— What you will do —
Below are the records. Gather each line that holds "FPGA".
━━━ Exercise material
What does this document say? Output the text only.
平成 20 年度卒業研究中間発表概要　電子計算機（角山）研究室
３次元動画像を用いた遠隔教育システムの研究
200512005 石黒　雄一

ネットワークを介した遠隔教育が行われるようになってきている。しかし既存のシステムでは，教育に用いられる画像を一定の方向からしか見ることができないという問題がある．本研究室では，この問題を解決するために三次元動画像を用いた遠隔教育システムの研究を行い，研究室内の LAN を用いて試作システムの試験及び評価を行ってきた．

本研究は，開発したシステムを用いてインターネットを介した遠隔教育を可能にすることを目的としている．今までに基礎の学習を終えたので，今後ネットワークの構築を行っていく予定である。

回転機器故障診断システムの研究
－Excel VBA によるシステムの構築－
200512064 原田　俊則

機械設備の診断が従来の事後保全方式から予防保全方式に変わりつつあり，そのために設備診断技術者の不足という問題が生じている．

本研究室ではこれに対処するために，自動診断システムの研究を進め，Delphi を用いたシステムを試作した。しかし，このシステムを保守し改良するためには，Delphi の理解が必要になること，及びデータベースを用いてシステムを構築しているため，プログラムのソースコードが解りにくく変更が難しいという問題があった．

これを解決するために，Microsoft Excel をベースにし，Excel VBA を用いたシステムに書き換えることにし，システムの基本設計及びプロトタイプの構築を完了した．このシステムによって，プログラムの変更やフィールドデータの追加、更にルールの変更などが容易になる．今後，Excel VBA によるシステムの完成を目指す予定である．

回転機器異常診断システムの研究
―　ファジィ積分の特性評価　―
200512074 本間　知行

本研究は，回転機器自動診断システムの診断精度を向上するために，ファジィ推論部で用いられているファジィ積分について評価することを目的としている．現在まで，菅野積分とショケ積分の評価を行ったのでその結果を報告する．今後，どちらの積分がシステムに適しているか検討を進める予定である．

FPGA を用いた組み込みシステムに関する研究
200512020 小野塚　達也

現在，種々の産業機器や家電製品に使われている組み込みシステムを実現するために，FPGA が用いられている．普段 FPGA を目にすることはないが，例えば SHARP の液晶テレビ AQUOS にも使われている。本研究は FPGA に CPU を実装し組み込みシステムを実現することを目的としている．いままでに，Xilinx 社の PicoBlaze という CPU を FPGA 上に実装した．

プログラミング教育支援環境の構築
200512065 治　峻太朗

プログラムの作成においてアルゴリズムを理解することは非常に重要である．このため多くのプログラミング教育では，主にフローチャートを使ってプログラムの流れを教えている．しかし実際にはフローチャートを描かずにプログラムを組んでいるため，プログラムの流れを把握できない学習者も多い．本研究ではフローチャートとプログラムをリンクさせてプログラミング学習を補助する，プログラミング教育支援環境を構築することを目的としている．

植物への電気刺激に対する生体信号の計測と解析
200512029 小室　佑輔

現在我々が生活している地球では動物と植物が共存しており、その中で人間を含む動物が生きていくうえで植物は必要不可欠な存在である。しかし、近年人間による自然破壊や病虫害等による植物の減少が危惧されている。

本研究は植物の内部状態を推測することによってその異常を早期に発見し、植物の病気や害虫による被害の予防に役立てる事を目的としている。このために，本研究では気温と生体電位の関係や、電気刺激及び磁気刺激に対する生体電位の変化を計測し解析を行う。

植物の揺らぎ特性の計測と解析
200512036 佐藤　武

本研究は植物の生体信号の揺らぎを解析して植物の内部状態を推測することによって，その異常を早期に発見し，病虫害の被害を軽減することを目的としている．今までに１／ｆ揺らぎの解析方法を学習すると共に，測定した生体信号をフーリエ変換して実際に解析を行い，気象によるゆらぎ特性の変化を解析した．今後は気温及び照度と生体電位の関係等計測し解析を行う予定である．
━━━━━━
━━━ Exercise material
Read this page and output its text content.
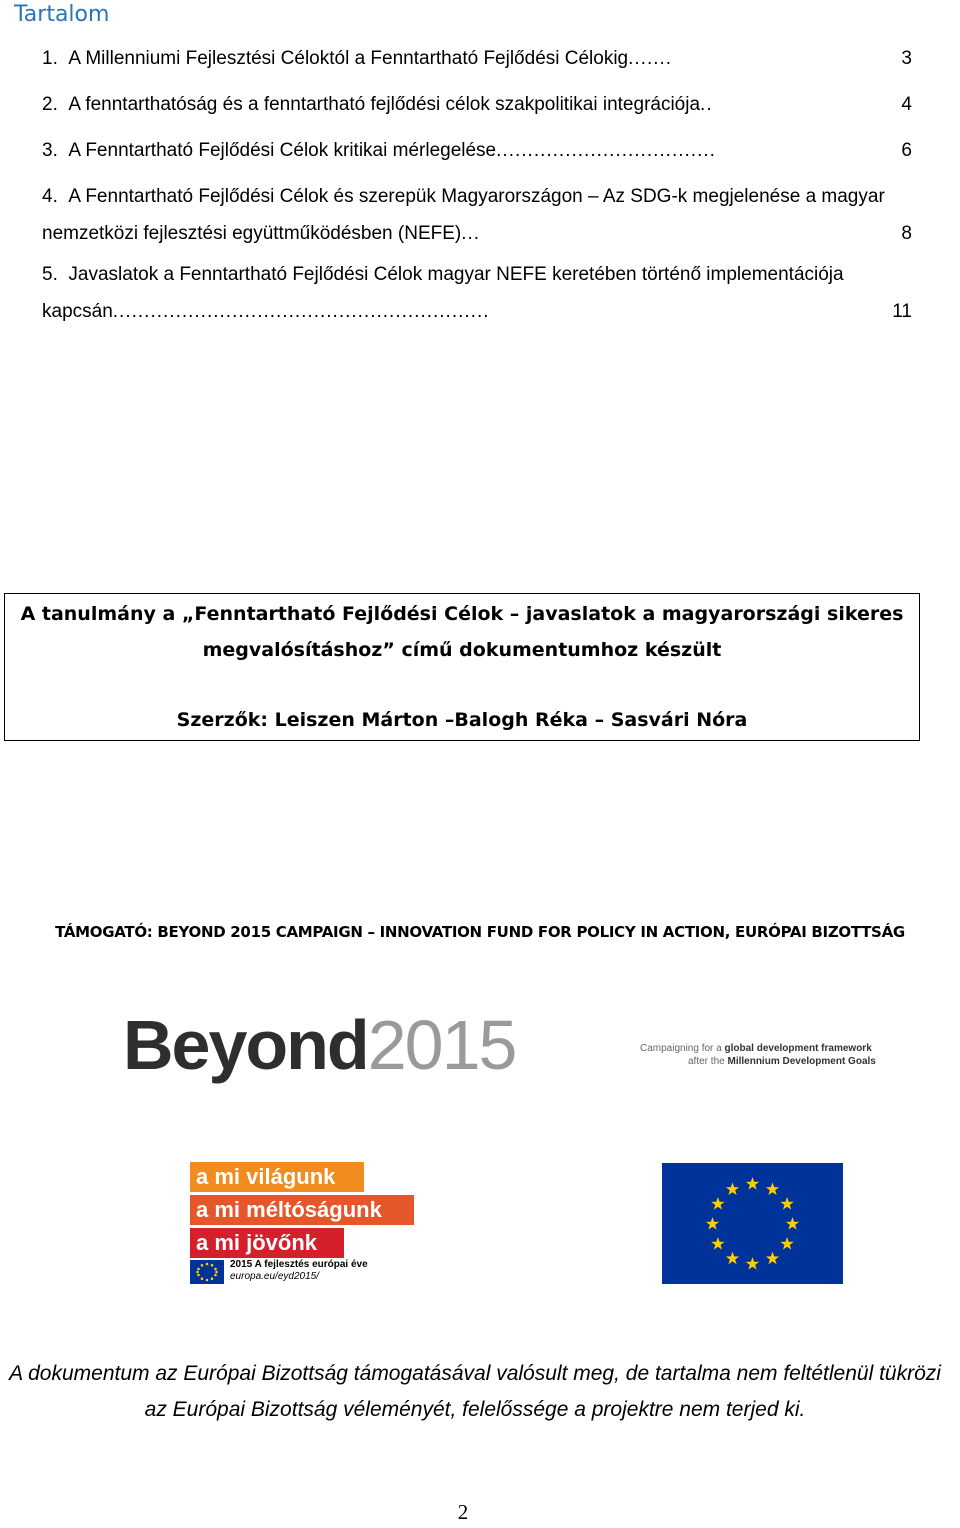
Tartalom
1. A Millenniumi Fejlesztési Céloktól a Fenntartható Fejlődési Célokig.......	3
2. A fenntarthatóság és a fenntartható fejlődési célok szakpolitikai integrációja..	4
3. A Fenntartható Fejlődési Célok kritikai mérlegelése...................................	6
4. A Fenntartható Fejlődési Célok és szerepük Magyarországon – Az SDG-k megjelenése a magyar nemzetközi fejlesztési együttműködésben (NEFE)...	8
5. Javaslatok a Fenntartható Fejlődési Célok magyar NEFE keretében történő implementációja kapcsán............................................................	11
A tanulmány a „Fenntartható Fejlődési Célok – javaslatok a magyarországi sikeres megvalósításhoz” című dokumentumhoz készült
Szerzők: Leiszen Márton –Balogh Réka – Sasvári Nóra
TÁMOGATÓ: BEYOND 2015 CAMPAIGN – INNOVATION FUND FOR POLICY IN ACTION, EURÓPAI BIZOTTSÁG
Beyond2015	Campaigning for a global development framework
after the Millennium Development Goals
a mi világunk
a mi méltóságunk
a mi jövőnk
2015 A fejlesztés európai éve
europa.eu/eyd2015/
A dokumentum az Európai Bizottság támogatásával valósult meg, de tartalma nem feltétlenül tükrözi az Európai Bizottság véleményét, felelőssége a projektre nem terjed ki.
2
━━━━━━
— Answer to the task —
FPGA を用いた組み込みシステムに関する研究
現在，種々の産業機器や家電製品に使われている組み込みシステムを実現するために，FPGA が用いられている．普段 FPGA を目にすることはないが，例えば SHARP の液晶テレビ AQUOS にも使われている。本研究は FPGA に CPU を実装し組み込みシステムを実現することを目的としている．いままでに，Xilinx 社の PicoBlaze という CPU を FPGA 上に実装した．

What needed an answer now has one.